■ Aim of the exercise
Look through the data below and say how many of its lines contain "Затраты", adding nothing else.

::::::

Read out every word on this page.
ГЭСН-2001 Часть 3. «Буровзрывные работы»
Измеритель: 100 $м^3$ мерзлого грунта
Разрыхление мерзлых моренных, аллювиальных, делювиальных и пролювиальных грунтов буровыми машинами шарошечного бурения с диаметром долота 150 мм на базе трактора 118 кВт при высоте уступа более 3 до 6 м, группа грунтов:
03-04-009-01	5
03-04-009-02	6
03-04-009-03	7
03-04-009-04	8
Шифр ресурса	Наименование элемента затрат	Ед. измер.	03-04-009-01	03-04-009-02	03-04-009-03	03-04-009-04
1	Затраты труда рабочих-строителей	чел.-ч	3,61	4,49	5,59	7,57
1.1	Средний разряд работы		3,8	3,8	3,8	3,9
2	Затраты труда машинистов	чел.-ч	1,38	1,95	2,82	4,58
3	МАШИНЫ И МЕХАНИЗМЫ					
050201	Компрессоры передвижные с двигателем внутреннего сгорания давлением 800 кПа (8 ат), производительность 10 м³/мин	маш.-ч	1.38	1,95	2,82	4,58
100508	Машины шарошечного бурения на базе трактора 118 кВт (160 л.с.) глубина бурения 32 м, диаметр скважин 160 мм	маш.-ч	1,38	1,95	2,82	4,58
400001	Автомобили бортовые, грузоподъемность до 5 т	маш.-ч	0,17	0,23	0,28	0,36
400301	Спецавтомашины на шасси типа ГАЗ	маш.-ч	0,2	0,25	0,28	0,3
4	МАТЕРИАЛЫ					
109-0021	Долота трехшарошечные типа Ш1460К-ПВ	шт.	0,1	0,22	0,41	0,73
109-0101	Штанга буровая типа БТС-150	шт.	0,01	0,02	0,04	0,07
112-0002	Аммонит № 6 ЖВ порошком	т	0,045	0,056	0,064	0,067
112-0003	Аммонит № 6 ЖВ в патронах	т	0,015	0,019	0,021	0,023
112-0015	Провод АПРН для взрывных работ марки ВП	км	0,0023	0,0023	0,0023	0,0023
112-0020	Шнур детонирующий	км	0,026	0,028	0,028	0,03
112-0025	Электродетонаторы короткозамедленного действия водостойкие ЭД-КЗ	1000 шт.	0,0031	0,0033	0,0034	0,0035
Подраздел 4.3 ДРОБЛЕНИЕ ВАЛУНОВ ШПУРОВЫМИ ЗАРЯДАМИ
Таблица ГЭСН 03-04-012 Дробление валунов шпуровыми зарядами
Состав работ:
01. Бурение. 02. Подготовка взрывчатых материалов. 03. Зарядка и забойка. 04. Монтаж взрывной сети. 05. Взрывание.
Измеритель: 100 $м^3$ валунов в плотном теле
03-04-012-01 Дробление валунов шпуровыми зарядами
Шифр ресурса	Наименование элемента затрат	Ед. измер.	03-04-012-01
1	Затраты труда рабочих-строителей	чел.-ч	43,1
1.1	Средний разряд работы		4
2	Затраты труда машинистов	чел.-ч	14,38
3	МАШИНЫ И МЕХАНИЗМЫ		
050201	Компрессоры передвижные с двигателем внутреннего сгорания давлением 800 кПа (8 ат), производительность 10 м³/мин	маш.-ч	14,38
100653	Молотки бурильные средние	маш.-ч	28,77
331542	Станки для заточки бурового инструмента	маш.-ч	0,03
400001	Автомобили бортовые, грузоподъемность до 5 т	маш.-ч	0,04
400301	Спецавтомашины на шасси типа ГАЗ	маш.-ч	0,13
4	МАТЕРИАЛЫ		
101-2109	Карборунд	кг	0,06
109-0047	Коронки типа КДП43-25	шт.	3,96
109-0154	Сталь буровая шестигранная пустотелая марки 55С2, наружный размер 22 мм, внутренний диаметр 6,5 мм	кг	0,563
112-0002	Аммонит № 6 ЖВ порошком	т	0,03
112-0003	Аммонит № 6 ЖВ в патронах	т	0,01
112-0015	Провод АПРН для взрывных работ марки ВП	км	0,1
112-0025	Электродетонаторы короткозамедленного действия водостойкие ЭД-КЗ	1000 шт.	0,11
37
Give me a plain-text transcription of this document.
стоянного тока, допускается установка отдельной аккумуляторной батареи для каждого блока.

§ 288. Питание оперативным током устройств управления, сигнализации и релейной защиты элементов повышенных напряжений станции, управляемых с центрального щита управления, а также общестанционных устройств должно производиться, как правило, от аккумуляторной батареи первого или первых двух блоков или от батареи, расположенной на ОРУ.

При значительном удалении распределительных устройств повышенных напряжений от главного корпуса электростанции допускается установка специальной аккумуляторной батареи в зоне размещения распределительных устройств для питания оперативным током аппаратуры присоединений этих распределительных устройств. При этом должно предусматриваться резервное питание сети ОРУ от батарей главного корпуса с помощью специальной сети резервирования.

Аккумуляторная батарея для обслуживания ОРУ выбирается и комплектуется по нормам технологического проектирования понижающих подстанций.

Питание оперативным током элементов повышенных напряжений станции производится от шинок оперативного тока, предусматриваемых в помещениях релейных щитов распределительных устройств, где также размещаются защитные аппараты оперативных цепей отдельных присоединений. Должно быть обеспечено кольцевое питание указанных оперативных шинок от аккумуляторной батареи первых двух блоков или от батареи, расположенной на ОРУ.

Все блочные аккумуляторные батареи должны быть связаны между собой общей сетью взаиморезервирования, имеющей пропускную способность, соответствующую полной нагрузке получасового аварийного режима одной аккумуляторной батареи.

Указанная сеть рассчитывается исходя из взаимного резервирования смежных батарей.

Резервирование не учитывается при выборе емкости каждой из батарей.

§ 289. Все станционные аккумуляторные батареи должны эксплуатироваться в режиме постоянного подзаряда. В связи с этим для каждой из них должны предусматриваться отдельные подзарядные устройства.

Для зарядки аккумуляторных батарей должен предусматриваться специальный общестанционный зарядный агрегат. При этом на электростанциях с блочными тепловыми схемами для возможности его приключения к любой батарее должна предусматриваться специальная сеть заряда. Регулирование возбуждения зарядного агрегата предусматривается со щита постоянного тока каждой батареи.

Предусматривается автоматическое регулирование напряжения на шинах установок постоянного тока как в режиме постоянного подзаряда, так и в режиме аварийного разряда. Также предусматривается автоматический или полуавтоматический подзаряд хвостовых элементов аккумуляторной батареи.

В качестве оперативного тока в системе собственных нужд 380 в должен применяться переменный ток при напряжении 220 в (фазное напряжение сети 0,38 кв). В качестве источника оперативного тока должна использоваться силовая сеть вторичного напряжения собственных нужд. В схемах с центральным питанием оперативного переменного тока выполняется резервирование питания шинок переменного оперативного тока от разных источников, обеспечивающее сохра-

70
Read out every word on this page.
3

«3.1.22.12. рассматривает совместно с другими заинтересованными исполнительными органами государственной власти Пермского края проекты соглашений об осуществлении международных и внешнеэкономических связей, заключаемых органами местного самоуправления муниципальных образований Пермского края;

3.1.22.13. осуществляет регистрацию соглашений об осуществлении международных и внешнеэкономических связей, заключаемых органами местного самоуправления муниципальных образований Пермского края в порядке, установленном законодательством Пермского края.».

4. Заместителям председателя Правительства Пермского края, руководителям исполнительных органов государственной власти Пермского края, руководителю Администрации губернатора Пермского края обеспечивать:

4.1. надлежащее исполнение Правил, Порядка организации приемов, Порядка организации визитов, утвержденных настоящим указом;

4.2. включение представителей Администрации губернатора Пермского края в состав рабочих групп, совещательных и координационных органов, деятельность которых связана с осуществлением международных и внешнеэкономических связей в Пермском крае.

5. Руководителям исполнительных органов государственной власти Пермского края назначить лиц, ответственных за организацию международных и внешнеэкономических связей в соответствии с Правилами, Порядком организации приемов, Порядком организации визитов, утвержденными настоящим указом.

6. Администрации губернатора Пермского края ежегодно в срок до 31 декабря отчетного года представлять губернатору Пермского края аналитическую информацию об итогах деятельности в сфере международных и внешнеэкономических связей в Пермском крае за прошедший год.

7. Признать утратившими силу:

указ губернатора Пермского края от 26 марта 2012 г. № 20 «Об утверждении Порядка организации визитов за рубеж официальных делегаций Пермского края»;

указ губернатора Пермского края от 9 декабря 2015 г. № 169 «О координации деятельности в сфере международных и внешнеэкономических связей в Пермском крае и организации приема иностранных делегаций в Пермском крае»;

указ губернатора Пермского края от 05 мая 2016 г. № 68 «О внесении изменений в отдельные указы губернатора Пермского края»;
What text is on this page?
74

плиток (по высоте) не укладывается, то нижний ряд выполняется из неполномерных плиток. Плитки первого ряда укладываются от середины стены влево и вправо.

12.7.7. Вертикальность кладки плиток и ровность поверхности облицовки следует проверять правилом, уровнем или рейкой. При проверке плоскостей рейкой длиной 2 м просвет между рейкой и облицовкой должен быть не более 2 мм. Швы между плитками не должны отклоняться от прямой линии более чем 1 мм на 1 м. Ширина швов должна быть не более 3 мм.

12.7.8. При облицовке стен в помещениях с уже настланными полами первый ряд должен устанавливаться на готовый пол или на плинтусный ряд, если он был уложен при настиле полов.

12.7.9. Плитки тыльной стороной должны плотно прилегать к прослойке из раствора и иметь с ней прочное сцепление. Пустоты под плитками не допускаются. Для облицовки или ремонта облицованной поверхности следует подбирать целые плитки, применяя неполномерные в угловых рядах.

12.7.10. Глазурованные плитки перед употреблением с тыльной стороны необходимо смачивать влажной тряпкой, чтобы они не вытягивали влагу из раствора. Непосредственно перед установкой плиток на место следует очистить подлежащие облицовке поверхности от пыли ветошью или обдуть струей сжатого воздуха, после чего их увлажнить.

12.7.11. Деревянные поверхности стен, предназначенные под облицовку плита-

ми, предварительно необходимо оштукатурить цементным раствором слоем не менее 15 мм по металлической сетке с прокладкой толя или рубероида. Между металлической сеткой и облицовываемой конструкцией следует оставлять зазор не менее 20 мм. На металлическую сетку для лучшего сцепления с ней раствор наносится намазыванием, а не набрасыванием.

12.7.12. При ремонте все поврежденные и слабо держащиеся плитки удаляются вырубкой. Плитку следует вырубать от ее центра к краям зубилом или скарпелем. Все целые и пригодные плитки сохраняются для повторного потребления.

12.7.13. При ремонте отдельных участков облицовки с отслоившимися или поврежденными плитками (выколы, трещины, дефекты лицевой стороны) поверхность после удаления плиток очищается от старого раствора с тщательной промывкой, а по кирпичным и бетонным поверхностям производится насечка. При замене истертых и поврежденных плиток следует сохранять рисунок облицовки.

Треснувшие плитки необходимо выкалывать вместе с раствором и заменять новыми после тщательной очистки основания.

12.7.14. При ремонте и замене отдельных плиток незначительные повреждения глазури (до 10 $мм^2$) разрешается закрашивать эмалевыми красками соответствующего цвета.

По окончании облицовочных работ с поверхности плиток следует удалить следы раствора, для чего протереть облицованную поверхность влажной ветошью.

::::::

■ Final result
4